Exercise — In the entries below, identify every line with the string "быть" and copy it.

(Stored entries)
※
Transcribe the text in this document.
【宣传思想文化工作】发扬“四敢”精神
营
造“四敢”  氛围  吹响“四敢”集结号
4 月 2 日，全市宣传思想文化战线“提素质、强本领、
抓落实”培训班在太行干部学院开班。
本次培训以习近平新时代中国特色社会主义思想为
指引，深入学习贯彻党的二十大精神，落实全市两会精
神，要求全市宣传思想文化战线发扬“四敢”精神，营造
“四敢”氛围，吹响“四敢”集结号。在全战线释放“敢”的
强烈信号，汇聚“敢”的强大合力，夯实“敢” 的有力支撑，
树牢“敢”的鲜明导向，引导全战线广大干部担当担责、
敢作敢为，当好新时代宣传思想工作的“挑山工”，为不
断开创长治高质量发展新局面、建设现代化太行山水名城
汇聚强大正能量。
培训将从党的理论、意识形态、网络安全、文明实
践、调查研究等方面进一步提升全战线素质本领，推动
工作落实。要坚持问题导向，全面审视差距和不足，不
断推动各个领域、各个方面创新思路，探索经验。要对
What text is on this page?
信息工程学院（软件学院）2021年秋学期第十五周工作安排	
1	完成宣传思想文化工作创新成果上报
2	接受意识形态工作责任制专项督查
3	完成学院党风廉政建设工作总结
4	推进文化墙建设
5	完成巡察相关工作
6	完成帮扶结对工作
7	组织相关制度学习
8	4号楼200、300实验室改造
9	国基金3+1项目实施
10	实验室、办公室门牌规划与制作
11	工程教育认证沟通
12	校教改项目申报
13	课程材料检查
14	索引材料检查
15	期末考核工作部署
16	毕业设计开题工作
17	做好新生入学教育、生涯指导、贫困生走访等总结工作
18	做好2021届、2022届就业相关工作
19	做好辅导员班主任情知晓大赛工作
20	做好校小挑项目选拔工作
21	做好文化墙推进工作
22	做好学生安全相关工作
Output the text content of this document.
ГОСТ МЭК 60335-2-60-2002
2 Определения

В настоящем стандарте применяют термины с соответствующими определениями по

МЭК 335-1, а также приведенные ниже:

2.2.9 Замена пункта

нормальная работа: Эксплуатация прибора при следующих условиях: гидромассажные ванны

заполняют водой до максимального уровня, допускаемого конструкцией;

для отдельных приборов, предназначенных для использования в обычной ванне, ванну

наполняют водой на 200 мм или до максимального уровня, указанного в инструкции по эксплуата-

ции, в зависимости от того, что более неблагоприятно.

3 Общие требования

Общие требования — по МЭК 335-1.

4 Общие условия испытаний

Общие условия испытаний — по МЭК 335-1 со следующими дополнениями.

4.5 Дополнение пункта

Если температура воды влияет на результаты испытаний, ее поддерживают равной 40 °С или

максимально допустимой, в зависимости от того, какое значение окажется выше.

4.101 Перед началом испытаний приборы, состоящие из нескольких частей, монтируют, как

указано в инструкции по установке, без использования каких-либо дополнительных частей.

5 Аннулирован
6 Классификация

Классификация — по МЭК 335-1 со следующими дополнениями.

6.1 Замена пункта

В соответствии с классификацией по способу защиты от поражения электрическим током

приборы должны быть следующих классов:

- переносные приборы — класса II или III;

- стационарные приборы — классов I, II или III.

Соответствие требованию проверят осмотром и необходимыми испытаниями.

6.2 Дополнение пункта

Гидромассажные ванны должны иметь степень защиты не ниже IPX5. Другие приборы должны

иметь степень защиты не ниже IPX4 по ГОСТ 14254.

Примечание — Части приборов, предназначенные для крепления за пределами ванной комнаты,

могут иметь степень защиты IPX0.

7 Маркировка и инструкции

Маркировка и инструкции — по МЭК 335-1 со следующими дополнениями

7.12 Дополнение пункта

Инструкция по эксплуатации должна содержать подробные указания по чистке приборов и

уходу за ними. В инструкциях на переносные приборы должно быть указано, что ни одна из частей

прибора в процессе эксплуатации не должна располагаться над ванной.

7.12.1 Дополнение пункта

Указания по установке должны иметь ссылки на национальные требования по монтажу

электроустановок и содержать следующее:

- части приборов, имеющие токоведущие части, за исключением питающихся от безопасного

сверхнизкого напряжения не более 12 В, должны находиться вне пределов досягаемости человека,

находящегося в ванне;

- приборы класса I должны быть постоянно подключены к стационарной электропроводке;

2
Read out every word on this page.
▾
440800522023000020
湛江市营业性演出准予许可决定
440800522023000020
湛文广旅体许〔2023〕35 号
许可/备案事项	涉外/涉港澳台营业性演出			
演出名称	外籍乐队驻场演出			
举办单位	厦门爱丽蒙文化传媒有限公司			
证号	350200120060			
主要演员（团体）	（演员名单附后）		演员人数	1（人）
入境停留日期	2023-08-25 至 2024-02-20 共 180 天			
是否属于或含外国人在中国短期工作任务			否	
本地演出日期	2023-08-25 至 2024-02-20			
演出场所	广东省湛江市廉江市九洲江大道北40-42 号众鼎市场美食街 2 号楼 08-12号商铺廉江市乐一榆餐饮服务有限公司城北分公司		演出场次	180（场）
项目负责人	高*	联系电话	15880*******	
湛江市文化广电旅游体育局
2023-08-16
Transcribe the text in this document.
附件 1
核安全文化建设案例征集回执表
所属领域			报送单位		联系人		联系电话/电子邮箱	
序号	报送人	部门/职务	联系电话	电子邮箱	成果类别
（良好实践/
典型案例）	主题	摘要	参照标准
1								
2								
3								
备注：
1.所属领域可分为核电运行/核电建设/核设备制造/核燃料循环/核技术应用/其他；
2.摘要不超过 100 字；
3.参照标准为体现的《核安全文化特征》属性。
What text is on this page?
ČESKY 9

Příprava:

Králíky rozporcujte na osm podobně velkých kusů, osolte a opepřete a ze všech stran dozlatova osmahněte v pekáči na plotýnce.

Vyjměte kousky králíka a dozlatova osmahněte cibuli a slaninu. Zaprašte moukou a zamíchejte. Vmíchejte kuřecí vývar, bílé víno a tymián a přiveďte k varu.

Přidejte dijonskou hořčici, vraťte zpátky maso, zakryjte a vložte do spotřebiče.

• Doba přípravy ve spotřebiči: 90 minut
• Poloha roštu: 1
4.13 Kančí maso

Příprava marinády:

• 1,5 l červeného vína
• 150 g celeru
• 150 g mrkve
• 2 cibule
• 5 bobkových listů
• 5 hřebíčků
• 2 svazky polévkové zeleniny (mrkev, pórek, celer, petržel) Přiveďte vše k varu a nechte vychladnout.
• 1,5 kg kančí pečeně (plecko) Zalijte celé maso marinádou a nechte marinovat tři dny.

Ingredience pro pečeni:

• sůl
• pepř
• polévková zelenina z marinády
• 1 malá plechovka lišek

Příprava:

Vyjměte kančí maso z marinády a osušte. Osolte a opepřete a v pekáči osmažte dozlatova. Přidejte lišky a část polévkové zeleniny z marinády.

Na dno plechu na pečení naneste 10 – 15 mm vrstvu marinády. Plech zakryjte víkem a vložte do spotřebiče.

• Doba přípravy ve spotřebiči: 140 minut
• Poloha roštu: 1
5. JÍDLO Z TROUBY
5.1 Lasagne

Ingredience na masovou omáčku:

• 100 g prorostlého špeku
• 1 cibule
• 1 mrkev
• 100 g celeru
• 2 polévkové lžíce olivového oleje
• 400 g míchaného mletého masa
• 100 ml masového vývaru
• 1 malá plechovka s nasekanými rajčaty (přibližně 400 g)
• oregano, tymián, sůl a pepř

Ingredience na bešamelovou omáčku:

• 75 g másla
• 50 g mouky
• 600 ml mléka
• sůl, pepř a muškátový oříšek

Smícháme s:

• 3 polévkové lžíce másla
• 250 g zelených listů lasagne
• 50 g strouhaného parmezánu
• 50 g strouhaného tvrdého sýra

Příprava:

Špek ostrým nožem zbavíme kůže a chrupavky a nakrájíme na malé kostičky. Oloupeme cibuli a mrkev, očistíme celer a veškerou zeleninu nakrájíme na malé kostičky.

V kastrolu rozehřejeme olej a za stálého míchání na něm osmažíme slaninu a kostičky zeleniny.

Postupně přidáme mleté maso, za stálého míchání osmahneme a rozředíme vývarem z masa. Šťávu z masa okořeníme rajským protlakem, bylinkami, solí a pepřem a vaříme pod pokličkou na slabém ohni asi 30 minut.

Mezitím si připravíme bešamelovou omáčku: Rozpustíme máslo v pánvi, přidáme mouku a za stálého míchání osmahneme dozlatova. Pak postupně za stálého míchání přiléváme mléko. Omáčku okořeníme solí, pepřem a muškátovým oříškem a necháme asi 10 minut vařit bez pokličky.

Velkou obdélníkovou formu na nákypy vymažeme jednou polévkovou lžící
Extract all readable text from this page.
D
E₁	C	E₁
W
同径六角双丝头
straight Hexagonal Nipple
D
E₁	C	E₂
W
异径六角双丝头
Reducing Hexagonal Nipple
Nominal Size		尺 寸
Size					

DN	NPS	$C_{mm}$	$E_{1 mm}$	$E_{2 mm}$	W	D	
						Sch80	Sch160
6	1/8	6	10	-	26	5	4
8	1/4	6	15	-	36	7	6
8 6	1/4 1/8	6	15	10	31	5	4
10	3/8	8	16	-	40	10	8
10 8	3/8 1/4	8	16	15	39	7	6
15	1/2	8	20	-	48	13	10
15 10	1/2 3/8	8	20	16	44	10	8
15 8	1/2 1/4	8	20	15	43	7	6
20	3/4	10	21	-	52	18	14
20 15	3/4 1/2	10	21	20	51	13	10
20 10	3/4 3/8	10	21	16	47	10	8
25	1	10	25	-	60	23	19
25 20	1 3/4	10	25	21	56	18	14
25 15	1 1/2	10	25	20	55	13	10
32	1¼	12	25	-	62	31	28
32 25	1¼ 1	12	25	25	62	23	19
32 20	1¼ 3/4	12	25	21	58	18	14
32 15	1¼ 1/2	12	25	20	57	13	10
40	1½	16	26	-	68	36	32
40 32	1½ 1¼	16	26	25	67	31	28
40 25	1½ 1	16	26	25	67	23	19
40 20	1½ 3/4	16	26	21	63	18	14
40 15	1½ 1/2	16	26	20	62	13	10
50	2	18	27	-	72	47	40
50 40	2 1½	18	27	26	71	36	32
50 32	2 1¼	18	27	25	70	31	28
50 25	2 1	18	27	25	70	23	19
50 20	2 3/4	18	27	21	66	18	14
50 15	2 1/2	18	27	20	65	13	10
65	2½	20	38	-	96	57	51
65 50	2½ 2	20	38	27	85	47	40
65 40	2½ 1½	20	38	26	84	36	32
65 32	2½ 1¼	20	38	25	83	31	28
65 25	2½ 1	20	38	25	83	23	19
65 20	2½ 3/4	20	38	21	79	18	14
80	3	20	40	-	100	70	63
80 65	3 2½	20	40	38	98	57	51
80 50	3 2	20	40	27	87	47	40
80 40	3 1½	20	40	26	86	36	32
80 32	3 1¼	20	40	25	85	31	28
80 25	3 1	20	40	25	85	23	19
※
Solved exercise —
приборы должны быть следующих классов:
уходу за ними. В инструкциях на переносные приборы должно быть указано, что ни одна из частей
- приборы класса I должны быть постоянно подключены к стационарной электропроводке;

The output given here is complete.